▶ **WORK REQUIRED**: Output only the count of lines that contain "kind".

▶ **AVAILABLE RECORDS**:
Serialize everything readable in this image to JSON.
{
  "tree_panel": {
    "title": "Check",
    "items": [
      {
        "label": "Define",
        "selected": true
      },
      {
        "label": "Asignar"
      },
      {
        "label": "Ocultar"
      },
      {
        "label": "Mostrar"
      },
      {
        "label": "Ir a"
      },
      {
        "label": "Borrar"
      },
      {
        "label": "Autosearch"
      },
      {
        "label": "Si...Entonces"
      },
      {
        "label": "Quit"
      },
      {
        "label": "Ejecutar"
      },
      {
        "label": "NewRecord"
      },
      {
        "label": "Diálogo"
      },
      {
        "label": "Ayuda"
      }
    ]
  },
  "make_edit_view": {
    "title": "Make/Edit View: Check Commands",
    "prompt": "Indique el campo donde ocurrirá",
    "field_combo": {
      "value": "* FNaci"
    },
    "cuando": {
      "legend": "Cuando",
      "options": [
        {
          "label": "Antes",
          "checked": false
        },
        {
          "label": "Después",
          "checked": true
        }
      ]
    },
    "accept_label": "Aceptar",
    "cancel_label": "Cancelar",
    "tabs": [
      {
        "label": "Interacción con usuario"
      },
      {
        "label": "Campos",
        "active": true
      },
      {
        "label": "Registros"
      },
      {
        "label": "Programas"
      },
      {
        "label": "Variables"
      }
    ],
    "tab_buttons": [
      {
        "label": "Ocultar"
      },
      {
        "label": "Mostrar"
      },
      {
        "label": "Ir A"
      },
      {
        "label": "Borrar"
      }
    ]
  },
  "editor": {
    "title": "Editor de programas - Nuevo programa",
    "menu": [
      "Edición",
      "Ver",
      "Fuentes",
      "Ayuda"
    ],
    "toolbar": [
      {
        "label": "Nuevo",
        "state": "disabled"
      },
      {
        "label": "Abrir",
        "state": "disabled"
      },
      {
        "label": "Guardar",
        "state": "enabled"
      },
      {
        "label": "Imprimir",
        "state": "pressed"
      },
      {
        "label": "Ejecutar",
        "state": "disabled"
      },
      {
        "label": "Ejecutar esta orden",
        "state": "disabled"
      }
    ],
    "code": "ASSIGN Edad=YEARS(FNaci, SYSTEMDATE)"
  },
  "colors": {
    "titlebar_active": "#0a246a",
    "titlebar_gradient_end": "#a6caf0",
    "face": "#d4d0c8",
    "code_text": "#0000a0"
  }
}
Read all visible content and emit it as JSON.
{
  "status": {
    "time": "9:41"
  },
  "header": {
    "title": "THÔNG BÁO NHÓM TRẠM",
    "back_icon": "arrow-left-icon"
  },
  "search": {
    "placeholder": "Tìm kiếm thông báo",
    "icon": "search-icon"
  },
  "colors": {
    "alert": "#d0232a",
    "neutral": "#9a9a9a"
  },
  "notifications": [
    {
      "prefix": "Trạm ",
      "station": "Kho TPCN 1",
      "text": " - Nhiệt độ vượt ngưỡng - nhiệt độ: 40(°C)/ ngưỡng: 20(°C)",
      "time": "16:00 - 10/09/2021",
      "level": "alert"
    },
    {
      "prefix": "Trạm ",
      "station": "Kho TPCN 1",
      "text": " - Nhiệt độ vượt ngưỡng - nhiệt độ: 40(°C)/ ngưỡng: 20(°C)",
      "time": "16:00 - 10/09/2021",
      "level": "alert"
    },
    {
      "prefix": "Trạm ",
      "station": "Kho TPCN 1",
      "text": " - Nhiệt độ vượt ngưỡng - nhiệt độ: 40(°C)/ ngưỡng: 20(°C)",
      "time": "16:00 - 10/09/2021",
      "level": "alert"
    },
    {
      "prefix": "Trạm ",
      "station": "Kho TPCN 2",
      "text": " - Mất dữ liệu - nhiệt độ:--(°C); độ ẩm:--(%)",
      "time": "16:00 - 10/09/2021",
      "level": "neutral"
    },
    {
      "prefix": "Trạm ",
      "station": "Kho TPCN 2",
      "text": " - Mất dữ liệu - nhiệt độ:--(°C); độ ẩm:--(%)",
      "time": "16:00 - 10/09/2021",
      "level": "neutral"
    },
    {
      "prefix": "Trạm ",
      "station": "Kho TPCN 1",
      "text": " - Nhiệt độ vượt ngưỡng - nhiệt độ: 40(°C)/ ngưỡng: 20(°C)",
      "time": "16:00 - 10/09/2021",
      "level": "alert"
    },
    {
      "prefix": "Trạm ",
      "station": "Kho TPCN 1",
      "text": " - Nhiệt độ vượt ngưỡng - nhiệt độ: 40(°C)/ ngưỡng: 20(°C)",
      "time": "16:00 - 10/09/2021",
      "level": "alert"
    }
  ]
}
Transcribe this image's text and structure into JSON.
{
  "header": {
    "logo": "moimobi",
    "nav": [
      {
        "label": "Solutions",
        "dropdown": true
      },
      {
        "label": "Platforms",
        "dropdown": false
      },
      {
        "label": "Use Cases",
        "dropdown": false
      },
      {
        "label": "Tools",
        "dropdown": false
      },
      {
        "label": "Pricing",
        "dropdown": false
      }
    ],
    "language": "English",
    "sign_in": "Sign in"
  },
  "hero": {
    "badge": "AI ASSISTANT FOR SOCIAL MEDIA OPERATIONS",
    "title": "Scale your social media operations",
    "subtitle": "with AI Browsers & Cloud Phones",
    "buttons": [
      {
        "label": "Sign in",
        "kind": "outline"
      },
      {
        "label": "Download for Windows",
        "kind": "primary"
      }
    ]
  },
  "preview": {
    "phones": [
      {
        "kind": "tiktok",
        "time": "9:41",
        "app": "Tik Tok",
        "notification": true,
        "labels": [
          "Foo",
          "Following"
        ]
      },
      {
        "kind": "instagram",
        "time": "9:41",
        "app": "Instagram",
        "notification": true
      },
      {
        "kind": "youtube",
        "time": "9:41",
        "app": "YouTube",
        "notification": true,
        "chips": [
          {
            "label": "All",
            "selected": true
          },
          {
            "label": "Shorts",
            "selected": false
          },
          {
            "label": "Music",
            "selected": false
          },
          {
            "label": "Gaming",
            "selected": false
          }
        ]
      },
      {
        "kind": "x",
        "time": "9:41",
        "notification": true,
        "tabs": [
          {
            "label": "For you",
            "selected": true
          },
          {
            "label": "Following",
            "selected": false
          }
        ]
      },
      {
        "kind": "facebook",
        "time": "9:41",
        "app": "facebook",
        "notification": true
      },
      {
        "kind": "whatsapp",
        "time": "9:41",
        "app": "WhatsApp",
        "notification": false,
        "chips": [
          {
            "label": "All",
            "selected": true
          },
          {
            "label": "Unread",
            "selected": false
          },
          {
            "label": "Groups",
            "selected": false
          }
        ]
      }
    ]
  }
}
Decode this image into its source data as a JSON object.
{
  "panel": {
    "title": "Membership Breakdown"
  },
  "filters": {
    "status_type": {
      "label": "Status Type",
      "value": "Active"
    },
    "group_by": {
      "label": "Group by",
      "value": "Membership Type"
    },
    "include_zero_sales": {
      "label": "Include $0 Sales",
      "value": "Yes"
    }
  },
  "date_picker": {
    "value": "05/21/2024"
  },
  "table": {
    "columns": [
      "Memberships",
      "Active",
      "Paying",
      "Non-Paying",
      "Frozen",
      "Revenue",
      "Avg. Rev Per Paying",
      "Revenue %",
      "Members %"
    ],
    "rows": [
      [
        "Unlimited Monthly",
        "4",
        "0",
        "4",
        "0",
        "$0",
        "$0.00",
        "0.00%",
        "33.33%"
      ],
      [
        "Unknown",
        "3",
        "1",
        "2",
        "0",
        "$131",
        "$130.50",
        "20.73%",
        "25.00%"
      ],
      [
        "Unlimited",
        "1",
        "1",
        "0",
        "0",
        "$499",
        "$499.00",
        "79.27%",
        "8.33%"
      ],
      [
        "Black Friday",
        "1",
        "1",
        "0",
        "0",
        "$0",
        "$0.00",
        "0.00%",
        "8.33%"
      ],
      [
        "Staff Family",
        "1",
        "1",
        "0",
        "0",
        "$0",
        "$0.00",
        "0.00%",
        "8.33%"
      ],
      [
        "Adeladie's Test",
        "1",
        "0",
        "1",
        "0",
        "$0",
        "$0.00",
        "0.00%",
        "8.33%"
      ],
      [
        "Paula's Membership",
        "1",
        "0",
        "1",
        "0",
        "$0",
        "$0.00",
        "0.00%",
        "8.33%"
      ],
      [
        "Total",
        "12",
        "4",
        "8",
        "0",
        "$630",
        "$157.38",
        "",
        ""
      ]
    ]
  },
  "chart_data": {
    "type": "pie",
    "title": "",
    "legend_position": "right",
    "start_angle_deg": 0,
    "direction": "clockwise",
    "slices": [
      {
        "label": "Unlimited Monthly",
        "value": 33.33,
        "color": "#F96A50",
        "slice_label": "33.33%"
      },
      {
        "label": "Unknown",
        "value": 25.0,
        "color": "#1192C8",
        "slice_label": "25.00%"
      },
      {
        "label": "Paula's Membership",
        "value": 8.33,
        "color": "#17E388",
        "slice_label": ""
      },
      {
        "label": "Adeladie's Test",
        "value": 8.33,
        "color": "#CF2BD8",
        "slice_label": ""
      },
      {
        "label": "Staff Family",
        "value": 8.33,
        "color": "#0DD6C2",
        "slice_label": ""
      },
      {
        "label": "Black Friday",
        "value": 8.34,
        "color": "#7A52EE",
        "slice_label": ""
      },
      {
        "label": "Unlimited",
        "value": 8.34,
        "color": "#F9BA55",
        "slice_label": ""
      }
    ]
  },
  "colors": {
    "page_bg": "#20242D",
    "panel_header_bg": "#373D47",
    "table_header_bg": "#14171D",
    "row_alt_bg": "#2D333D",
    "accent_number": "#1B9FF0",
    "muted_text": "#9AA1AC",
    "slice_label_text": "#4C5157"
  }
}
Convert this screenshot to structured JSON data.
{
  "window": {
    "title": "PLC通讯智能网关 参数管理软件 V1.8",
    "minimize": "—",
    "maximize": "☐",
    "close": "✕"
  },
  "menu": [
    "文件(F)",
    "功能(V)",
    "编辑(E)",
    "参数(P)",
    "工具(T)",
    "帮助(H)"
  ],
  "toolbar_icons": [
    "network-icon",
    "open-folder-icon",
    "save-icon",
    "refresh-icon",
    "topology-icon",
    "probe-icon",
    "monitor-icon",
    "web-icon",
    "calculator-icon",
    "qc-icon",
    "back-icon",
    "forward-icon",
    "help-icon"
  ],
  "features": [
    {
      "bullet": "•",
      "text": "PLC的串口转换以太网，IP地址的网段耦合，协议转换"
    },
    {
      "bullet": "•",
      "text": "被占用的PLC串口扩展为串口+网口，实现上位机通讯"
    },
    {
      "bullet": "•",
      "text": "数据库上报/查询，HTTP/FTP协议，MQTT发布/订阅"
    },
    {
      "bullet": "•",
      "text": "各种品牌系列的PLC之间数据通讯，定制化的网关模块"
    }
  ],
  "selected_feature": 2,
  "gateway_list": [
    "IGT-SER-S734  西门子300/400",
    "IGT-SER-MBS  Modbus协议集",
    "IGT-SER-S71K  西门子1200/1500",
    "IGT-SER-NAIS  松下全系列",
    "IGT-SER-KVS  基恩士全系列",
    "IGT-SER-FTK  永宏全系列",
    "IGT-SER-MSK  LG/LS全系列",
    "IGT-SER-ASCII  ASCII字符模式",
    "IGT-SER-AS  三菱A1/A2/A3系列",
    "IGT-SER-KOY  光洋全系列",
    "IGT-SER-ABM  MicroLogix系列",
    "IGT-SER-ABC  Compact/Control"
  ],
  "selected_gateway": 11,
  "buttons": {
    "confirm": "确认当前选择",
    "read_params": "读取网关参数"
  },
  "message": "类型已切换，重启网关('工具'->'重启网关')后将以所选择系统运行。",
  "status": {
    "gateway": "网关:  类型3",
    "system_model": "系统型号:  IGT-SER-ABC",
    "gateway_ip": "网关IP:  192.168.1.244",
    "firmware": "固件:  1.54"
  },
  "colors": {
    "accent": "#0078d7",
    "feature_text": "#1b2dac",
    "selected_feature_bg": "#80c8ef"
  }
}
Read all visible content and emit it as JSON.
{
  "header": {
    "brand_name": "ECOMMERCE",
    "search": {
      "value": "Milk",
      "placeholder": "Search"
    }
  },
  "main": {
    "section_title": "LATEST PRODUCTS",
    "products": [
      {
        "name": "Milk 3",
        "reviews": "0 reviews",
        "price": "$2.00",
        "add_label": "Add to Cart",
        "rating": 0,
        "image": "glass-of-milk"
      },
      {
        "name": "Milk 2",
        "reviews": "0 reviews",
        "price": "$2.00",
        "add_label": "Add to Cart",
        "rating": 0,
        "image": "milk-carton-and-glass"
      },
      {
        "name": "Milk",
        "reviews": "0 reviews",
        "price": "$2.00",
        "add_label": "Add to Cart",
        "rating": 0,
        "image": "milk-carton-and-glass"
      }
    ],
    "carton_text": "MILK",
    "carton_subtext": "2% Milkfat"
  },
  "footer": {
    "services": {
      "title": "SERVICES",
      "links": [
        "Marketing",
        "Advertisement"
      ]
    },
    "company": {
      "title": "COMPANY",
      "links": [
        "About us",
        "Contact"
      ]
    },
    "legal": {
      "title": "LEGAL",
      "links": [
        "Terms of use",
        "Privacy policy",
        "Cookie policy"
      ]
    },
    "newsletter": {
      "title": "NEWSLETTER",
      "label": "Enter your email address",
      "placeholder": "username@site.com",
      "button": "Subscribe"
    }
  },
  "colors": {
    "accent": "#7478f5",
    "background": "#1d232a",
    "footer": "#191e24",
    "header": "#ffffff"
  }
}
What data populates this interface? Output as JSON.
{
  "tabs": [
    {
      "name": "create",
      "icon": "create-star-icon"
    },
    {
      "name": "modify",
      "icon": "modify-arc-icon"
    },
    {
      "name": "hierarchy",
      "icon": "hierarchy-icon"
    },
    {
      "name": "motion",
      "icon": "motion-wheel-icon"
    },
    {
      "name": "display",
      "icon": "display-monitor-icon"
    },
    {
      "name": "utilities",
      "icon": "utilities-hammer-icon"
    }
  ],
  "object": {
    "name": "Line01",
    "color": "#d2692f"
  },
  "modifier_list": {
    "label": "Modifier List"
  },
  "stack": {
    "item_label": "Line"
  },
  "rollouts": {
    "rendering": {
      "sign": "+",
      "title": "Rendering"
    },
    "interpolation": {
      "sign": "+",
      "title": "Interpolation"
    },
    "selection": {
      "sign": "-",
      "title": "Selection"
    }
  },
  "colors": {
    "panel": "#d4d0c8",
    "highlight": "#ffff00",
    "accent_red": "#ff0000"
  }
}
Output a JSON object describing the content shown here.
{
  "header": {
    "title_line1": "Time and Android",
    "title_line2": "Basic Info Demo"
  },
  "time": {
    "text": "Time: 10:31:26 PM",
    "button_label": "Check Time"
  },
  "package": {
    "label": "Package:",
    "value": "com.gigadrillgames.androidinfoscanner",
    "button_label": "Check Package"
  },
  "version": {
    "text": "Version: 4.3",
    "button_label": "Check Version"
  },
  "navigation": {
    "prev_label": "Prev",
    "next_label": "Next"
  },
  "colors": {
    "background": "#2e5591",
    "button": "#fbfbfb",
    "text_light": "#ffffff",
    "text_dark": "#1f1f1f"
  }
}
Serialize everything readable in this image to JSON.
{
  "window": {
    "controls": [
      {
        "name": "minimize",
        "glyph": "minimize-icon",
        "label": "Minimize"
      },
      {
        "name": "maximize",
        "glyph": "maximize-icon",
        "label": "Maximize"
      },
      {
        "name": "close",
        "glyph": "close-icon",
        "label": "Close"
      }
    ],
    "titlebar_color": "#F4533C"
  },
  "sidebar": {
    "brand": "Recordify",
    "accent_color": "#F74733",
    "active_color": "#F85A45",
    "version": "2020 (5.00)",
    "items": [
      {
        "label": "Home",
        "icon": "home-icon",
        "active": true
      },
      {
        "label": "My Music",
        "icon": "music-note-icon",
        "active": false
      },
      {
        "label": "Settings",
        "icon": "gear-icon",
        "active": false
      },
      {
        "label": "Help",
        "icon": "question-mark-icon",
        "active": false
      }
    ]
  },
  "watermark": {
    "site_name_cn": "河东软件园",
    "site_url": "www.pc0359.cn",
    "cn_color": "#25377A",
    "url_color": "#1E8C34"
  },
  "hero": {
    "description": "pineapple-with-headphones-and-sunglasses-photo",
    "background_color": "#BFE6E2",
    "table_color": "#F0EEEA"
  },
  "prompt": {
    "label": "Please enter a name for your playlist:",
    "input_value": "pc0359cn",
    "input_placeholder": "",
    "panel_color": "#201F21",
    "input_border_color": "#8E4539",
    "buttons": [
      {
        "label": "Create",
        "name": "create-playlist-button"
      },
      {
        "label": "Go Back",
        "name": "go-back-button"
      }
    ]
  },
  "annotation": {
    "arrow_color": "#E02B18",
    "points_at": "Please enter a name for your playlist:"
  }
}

▶ **RESPONSE TO THE TASK**: 8